Short problem - Show every line of the records below that contains the word "access".

Dataset records -
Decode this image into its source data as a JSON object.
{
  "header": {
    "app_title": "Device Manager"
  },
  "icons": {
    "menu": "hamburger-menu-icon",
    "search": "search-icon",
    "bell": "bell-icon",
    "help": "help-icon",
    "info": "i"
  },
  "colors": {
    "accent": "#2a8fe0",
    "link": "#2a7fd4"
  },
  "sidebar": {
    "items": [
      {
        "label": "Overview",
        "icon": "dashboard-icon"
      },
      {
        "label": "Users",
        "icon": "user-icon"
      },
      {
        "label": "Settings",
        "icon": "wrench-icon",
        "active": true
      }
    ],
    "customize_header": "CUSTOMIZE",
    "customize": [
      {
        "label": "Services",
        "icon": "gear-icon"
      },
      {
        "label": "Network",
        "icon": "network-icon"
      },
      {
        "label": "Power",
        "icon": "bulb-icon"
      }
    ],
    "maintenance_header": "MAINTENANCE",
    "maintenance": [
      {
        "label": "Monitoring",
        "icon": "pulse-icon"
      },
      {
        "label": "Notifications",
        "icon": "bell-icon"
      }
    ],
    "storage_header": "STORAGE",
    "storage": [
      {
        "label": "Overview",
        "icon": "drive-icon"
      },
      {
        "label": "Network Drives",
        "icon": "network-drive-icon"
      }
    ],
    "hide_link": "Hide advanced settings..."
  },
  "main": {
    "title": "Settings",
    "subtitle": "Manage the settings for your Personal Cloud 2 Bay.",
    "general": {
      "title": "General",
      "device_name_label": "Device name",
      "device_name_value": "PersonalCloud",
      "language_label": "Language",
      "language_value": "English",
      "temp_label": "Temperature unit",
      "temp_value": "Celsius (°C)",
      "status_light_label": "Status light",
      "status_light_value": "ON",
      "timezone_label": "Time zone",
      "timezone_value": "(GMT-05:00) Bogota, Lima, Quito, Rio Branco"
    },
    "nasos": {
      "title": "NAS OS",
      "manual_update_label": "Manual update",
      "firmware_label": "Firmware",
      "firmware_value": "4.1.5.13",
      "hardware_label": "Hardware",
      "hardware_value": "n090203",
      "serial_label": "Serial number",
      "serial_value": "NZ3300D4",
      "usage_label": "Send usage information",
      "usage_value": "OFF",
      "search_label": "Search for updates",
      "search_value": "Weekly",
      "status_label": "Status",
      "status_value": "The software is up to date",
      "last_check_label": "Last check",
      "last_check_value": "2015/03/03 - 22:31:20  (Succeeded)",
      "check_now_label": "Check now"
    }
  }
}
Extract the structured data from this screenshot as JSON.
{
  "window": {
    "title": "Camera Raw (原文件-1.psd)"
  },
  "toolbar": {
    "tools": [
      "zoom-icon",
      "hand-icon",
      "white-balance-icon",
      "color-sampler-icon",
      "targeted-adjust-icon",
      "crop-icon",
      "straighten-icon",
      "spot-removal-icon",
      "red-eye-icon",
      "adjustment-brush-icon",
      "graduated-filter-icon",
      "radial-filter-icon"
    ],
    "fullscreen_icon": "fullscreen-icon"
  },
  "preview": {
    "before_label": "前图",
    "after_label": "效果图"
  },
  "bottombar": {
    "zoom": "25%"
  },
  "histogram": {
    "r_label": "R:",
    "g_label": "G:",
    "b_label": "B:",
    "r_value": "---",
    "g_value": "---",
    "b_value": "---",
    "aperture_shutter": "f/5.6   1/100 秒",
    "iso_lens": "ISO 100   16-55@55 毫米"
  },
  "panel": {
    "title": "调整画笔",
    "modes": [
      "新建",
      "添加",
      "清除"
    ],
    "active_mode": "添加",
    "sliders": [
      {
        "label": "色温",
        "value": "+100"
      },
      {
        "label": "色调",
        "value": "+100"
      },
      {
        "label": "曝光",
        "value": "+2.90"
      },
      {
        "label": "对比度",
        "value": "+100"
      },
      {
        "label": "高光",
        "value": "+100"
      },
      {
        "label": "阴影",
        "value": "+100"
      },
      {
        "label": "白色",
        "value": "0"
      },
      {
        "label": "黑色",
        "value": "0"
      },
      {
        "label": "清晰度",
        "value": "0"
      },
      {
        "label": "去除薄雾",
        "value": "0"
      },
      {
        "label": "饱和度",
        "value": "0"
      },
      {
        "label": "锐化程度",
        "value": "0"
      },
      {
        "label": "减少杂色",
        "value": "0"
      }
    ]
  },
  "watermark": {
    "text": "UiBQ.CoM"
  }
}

---

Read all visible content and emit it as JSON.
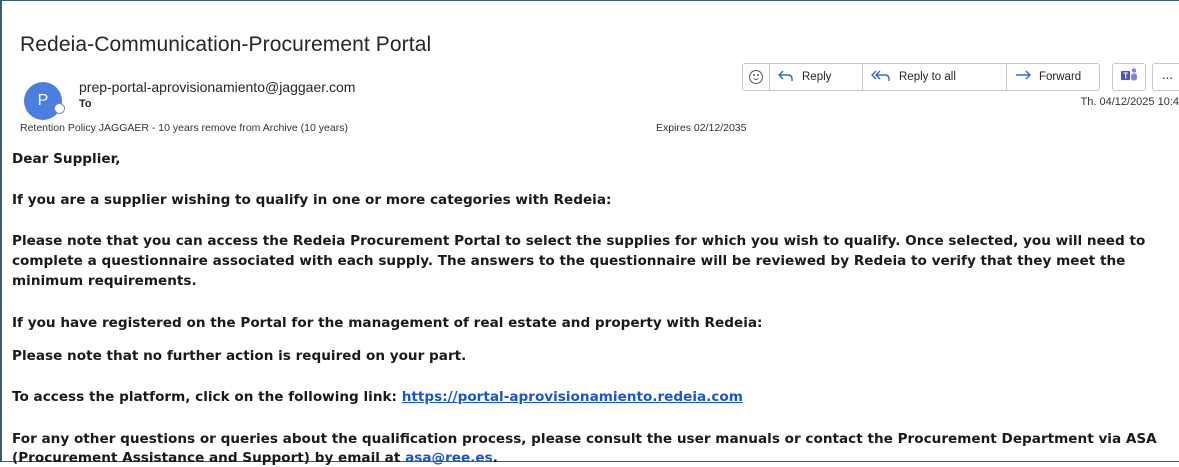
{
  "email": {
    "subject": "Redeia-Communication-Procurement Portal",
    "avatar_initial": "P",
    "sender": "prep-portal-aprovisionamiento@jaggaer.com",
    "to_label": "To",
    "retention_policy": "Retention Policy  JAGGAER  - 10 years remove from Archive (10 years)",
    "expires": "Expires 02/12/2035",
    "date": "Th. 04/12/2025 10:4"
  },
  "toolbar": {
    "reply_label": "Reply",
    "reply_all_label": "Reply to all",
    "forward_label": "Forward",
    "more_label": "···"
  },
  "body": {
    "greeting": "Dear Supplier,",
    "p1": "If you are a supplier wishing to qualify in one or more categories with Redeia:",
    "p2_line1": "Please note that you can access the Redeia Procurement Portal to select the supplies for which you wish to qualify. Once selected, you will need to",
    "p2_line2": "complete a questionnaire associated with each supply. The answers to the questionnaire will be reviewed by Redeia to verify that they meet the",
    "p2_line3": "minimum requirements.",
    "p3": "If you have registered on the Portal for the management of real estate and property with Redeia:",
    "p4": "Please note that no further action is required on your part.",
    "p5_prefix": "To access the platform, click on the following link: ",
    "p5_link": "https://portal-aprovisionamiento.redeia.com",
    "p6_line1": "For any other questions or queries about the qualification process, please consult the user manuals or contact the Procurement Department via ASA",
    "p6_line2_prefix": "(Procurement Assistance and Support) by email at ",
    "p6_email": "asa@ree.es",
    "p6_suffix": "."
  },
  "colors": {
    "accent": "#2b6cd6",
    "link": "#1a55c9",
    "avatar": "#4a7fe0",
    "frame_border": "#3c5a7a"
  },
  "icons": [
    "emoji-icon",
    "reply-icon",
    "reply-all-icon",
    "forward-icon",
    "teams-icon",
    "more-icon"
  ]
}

Written solution -
    "p2_line1": "Please note that you can access the Redeia Procurement Portal to select the supplies for which you wish to qualify. Once selected, you will need to",
    "p5_prefix": "To access the platform, click on the following link: ",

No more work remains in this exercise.